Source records
###

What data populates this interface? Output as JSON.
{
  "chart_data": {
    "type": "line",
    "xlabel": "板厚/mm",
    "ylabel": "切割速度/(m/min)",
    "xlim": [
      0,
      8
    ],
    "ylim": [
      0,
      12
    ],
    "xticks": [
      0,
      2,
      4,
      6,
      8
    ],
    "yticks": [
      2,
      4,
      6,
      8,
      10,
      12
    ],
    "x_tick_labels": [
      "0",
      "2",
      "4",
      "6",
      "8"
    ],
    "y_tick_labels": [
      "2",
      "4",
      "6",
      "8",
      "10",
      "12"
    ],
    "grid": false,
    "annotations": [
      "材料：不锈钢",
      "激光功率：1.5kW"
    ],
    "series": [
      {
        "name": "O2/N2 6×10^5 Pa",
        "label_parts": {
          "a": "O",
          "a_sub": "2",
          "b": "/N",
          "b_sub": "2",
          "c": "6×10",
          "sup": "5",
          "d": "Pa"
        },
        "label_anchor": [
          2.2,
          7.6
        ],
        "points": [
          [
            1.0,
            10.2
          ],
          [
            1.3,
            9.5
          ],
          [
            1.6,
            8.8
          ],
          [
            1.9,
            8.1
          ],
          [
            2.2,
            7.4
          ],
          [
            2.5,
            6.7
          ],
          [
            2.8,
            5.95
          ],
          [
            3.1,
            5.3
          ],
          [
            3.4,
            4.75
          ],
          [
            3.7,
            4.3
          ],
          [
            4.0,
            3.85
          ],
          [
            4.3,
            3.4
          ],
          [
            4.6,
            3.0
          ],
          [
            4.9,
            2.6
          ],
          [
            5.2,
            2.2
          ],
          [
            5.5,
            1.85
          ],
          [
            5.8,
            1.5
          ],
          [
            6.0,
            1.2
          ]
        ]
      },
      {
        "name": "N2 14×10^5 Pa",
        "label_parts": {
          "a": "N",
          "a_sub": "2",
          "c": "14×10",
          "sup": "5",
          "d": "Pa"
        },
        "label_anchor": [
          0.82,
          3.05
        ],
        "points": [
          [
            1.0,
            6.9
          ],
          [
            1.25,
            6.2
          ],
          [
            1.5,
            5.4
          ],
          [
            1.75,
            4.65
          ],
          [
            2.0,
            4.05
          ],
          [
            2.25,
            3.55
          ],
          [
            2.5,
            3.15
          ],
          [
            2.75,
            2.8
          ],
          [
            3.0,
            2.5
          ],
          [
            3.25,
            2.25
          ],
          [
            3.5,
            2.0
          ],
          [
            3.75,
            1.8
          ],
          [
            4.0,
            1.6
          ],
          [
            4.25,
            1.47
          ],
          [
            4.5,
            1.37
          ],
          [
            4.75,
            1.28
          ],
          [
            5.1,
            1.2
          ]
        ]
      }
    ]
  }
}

###

What is required
Please copy out each record, character for character.

Solution to this task
What data populates this interface? Output as JSON.
{
  "chart_data": {
    "type": "line",
    "xlabel": "板厚/mm",
    "ylabel": "切割速度/(m/min)",
    "xlim": [
      0,
      8
    ],
    "ylim": [
      0,
      12
    ],
    "xticks": [
      0,
      2,
      4,
      6,
      8
    ],
    "yticks": [
      2,
      4,
      6,
      8,
      10,
      12
    ],
    "x_tick_labels": [
      "0",
      "2",
      "4",
      "6",
      "8"
    ],
    "y_tick_labels": [
      "2",
      "4",
      "6",
      "8",
      "10",
      "12"
    ],
    "grid": false,
    "annotations": [
      "材料：不锈钢",
      "激光功率：1.5kW"
    ],
    "series": [
      {
        "name": "O2/N2 6×10^5 Pa",
        "label_parts": {
          "a": "O",
          "a_sub": "2",
          "b": "/N",
          "b_sub": "2",
          "c": "6×10",
          "sup": "5",
          "d": "Pa"
        },
        "label_anchor": [
          2.2,
          7.6
        ],
        "points": [
          [
            1.0,
            10.2
          ],
          [
            1.3,
            9.5
          ],
          [
            1.6,
            8.8
          ],
          [
            1.9,
            8.1
          ],
          [
            2.2,
            7.4
          ],
          [
            2.5,
            6.7
          ],
          [
            2.8,
            5.95
          ],
          [
            3.1,
            5.3
          ],
          [
            3.4,
            4.75
          ],
          [
            3.7,
            4.3
          ],
          [
            4.0,
            3.85
          ],
          [
            4.3,
            3.4
          ],
          [
            4.6,
            3.0
          ],
          [
            4.9,
            2.6
          ],
          [
            5.2,
            2.2
          ],
          [
            5.5,
            1.85
          ],
          [
            5.8,
            1.5
          ],
          [
            6.0,
            1.2
          ]
        ]
      },
      {
        "name": "N2 14×10^5 Pa",
        "label_parts": {
          "a": "N",
          "a_sub": "2",
          "c": "14×10",
          "sup": "5",
          "d": "Pa"
        },
        "label_anchor": [
          0.82,
          3.05
        ],
        "points": [
          [
            1.0,
            6.9
          ],
          [
            1.25,
            6.2
          ],
          [
            1.5,
            5.4
          ],
          [
            1.75,
            4.65
          ],
          [
            2.0,
            4.05
          ],
          [
            2.25,
            3.55
          ],
          [
            2.5,
            3.15
          ],
          [
            2.75,
            2.8
          ],
          [
            3.0,
            2.5
          ],
          [
            3.25,
            2.25
          ],
          [
            3.5,
            2.0
          ],
          [
            3.75,
            1.8
          ],
          [
            4.0,
            1.6
          ],
          [
            4.25,
            1.47
          ],
          [
            4.5,
            1.37
          ],
          [
            4.75,
            1.28
          ],
          [
            5.1,
            1.2
          ]
        ]
      }
    ]
  }
}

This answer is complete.